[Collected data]

============

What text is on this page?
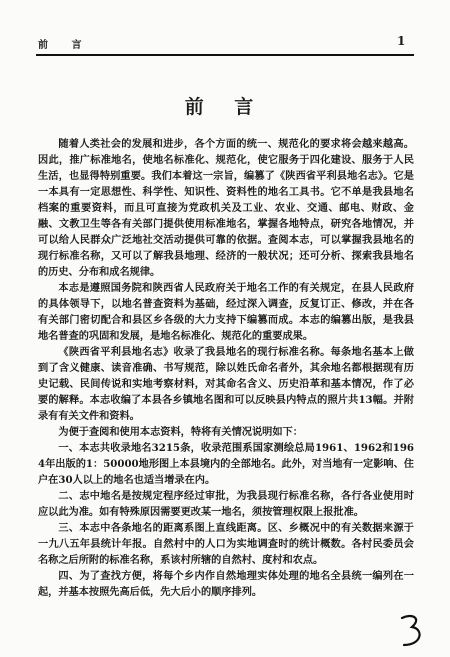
前 言	1
前 言

随着人类社会的发展和进步，各个方面的统一、规范化的要求将会越来越高。因此，推广标准地名，使地名标准化、规范化，使它服务于四化建设、服务于人民生活，也显得特别重要。我们本着这一宗旨，编篡了《陕西省平利县地名志》。它是一本具有一定思想性、科学性、知识性、资料性的地名工具书。它不单是我县地名档案的重要资料，而且可直接为党政机关及工业、农业、交通、邮电、财政、金融、文教卫生等各有关部门提供使用标准地名，掌握各地特点，研究各地情况，并可以给人民群众广泛地社交活动提供可靠的依据。查阅本志，可以掌握我县地名的现行标准名称，又可以了解我县地理、经济的一般状况；还可分析、探索我县地名的历史、分布和成名规律。

本志是遵照国务院和陕西省人民政府关于地名工作的有关规定，在县人民政府的具体领导下，以地名普查资料为基础，经过深入调查，反复订正、修改，并在各有关部门密切配合和县区乡各级的大力支持下编篡而成。本志的编篡出版，是我县地名普查的巩固和发展，是地名标准化、规范化的重要成果。

《陕西省平利县地名志》收录了我县地名的现行标准名称。每条地名基本上做到了含义健康、读音准确、书写规范，除以姓氏命名者外，其余地名都根据现有历史记载、民间传说和实地考察材料，对其命名含义、历史沿革和基本情况，作了必要的解释。本志收编了本县各乡镇地名图和可以反映县内特点的照片共13幅。并附录有有关文件和资料。

为便于查阅和使用本志资料，特将有关情况说明如下：

一、本志共收录地名3215条，收录范围系国家测绘总局1961、1962和1964年出版的1：50000地形图上本县境内的全部地名。此外，对当地有一定影响、住户在30人以上的地名也适当增录在内。

二、志中地名是按规定程序经过审批，为我县现行标准名称，各行各业使用时应以此为准。如有特殊原因需要更改某一地名，须按管理权限上报批准。

三、本志中各条地名的距离系图上直线距离。区、乡概况中的有关数据来源于一九八五年县统计年报。自然村中的人口为实地调查时的统计概数。各村民委员会名称之后所附的标准名称，系该村所辖的自然村、度村和农点。

四、为了查找方便，将每个乡内作自然地理实体处理的地名全县统一编列在一起，并基本按照先高后低，先大后小的顺序排列。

============

◆ Stated goal:
Pull out all lines in the data above that include "陕西省平利县地名志".

◆ Correct output:
随着人类社会的发展和进步，各个方面的统一、规范化的要求将会越来越高。因此，推广标准地名，使地名标准化、规范化，使它服务于四化建设、服务于人民生活，也显得特别重要。我们本着这一宗旨，编篡了《陕西省平利县地名志》。它是一本具有一定思想性、科学性、知识性、资料性的地名工具书。它不单是我县地名档案的重要资料，而且可直接为党政机关及工业、农业、交通、邮电、财政、金融、文教卫生等各有关部门提供使用标准地名，掌握各地特点，研究各地情况，并可以给人民群众广泛地社交活动提供可靠的依据。查阅本志，可以掌握我县地名的现行标准名称，又可以了解我县地理、经济的一般状况；还可分析、探索我县地名的历史、分布和成名规律。
《陕西省平利县地名志》收录了我县地名的现行标准名称。每条地名基本上做到了含义健康、读音准确、书写规范，除以姓氏命名者外，其余地名都根据现有历史记载、民间传说和实地考察材料，对其命名含义、历史沿革和基本情况，作了必要的解释。本志收编了本县各乡镇地名图和可以反映县内特点的照片共13幅。并附录有有关文件和资料。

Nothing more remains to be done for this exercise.